One of my great... Actual, not quotes is this one from Willy Sutton. If you're not familiar with Willy, he was a bank robber that evaded, I believe the FBI for nearly 40 years gained some notoriety, had a couple of books written supposedly by with him. Why do you Rob banks? Well, because that's where the money is. Why do we look at logs? Why are we talking about the things we're talking about today? It's because that's where the evidence of what's happening on your network is these are the sources of truth regarding what's happening on your network. If you roll all of those things up into the most important, the most clear source of truth.

Mike Simon: 39:41

Brandon talked a bit about packet capture. Packet capture is truth, whatever happened in a packet capture happened on your network. We saw it, it went past us. Those bits are true, but it's extraordinarily voluminous. Brandon mentioned I think a couple of times that he'd love to be able to capture 90 days of packet capture for the edge of most networks. A solution that CIA puts in place, we capture 14 days. That's our baseline guarantee you if we have more space then on a collector we collect more. But for the very reason that Brandon pointed out among all of the things happening that packet capture is complete. It is a complete view of what happened at the point of capture.

Mike Simon: 40:36

Let's see, some quick disclaimers. We talked a lot about logs and events and data and things like NetFlow. NetFlow is actually a structured data source. It arrives from the network not truly as a log. If we wanted to have a half hour gunfight regarding what we really should call all these things. That's enjoyable and for a different podcast or a different cast. I'm going to refer to all of these things pretty typically as logs. They are that atomic thing that you can collect from a data source that tells you something about what's going on. So you've got all of those things that Brandon mentioned. You've got network devices and point servers and stuff that generate a ton of information. If you're wondering about how big that ton of information is, turn on all the logging from all your stuff and centralize it and see how fast your disc goes away. Packet capture again is the most voluminous of these. On an average week we're looking at a little bit over two petabytes of packet capture just in general and extracting artifacts from that packet capture.
..........
*EXERCISE 1*
For each statement below, say yes or no according to the transcript on logs and packet capture, and quote the words from it that decide the answer. (a) The baseline is 14 days of packet capture, with more collected when a collector has more space. (b) NetFlow reaches the network's collectors truly as a log. (c) Packet capture is the least voluminous of the sources discussed.
*EXERCISE 2*
Quote the transcript on logs and packet capture from the words "One of my great..." through the words "source of truth.".

*Collection entries*
..........
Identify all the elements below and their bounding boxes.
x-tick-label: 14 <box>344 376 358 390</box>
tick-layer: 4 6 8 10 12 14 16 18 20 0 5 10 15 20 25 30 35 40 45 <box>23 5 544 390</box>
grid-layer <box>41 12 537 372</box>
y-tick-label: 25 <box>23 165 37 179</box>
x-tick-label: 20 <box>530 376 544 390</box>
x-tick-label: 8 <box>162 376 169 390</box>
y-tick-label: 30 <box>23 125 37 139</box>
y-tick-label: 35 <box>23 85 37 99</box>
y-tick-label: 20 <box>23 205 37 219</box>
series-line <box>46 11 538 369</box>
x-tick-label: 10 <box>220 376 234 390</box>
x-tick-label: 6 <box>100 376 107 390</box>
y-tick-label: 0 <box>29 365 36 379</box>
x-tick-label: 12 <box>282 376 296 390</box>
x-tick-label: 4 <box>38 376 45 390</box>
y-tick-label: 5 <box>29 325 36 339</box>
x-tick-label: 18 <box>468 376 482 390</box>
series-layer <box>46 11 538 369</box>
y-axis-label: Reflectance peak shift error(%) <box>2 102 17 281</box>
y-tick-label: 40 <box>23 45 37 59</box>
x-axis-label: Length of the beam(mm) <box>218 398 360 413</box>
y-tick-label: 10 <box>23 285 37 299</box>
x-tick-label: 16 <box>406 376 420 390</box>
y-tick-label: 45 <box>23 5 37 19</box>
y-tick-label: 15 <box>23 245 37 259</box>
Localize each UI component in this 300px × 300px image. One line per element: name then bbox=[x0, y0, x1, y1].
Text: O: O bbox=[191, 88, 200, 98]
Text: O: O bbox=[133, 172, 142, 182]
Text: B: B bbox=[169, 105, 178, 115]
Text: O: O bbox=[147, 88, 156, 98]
..........
*CORRECT ANSWER 1*
(a) Yes: "we capture 14 days. That's our baseline guarantee you if we have more space then on a collector we collect more."
(b) No: "It arrives from the network not truly as a log."
(c) No: "Packet capture again is the most voluminous of these."

*CORRECT ANSWER 2*
One of my great... Actual, not quotes is this one from Willy Sutton. If you're not familiar with Willy, he was a bank robber that evaded, I believe the FBI for nearly 40 years gained some notoriety, had a couple of books written supposedly by with him. Why do you Rob banks? Well, because that's where the money is. Why do we look at logs? Why are we talking about the things we're talking about today? It's because that's where the evidence of what's happening on your network is these are the sources of truth regarding what's happening on your network. If you roll all of those things up into the most important, the most clear source of truth.